### [WHAT IS BEING ASKED]
Copy out the material below in full, but not its images.

### [RECORDS TO PROCESS]

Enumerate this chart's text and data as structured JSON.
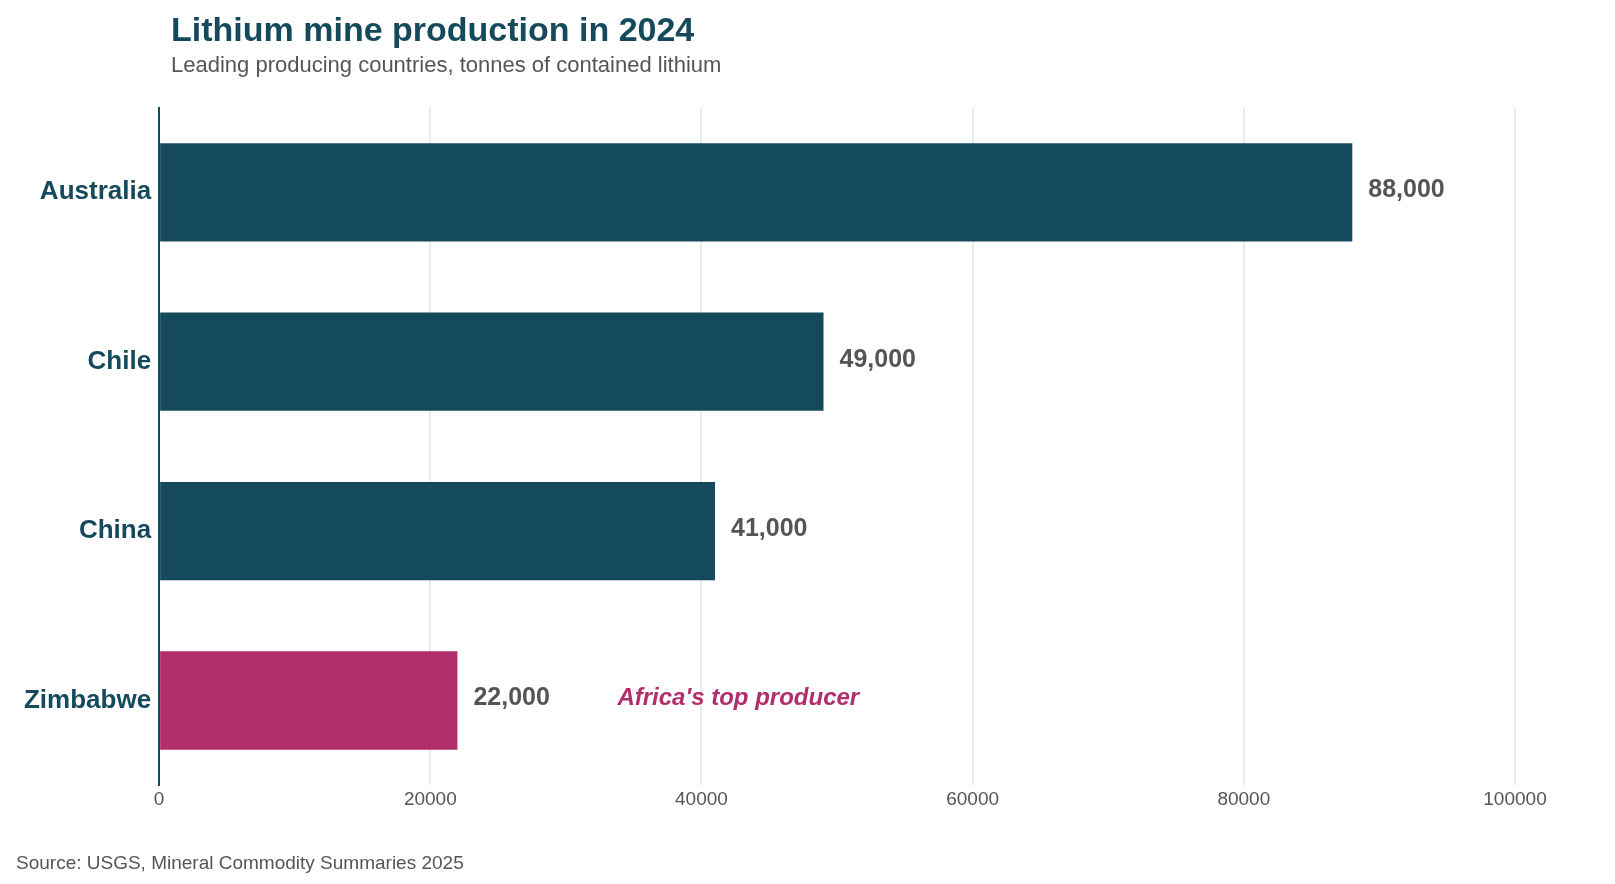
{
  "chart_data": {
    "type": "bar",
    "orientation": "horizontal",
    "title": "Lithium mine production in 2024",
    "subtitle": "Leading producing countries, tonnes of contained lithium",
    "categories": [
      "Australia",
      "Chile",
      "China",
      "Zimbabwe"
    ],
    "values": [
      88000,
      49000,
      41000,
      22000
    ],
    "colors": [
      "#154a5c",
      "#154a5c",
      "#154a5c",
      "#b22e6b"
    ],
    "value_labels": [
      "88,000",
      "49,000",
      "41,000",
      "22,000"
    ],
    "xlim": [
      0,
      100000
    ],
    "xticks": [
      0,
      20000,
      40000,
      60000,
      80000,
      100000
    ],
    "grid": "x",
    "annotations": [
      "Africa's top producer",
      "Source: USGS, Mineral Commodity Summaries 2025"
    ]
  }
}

### [FINISHED ANSWER]
Enumerate this chart's text and data as structured JSON.
{
  "chart_data": {
    "type": "bar",
    "orientation": "horizontal",
    "title": "Lithium mine production in 2024",
    "subtitle": "Leading producing countries, tonnes of contained lithium",
    "categories": [
      "Australia",
      "Chile",
      "China",
      "Zimbabwe"
    ],
    "values": [
      88000,
      49000,
      41000,
      22000
    ],
    "colors": [
      "#154a5c",
      "#154a5c",
      "#154a5c",
      "#b22e6b"
    ],
    "value_labels": [
      "88,000",
      "49,000",
      "41,000",
      "22,000"
    ],
    "xlim": [
      0,
      100000
    ],
    "xticks": [
      0,
      20000,
      40000,
      60000,
      80000,
      100000
    ],
    "grid": "x",
    "annotations": [
      "Africa's top producer",
      "Source: USGS, Mineral Commodity Summaries 2025"
    ]
  }
}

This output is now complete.